Stored entries:
════════

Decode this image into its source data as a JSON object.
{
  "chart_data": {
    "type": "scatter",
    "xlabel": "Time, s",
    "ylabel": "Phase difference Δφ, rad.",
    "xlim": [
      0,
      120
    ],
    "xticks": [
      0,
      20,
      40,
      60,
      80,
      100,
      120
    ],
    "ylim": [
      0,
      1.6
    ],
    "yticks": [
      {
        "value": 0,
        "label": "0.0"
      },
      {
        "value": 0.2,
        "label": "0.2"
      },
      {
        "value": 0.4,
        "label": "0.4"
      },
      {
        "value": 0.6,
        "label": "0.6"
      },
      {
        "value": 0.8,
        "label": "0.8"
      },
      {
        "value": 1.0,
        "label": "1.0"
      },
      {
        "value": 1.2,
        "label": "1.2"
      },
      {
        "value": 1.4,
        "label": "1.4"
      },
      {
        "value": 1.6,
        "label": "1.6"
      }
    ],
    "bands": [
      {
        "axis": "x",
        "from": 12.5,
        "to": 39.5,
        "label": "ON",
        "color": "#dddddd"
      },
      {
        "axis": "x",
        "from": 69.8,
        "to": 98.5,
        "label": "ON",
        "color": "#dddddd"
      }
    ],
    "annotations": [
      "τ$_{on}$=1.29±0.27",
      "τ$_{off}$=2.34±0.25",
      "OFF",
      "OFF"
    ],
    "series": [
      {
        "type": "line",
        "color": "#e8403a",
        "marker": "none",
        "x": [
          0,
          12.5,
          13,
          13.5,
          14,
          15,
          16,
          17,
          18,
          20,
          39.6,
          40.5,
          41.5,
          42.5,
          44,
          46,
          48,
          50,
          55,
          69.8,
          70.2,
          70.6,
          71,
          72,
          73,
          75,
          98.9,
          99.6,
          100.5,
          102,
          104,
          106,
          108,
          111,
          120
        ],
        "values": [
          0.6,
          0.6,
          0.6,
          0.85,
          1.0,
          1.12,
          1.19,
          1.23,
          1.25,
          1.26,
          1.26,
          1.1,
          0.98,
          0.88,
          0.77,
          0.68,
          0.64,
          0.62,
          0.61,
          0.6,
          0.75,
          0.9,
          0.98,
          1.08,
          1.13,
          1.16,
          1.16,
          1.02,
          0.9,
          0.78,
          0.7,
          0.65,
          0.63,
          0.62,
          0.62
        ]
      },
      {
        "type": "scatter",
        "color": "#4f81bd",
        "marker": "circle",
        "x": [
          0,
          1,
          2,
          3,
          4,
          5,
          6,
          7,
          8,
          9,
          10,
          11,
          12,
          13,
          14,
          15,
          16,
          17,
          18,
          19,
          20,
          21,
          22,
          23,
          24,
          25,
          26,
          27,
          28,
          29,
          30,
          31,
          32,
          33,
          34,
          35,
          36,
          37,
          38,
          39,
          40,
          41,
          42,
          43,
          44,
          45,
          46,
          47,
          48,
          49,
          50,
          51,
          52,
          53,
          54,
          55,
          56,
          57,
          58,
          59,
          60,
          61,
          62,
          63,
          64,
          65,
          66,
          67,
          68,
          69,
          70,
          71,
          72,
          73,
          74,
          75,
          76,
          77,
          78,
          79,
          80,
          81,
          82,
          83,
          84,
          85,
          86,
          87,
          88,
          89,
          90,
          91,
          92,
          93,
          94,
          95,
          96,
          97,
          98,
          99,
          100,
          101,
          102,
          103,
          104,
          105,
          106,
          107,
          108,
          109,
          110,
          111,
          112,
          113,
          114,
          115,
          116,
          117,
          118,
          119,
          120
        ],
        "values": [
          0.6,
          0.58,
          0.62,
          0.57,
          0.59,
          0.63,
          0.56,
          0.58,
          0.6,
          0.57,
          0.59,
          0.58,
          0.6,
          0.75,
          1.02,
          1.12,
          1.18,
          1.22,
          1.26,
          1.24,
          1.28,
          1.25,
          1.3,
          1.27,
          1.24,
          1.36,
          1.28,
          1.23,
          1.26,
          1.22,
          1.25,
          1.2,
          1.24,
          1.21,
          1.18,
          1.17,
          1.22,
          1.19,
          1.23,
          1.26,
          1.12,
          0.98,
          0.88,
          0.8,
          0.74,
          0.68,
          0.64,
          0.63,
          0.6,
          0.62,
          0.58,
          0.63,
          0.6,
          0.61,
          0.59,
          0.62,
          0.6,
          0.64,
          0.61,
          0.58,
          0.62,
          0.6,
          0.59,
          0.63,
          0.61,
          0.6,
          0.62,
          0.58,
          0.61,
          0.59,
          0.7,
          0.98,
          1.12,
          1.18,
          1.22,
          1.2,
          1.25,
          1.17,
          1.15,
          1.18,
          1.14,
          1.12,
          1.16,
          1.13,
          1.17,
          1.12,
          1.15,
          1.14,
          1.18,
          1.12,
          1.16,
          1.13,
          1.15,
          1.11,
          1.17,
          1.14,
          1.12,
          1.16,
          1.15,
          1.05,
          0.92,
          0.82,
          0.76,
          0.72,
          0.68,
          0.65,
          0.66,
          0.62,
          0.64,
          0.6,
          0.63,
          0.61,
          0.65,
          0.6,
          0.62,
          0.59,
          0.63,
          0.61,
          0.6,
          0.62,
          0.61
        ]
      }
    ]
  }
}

════════

### WRITTEN PROBLEM
Answer only with how many lines in the records include "color".

### TASK OUTPUT
4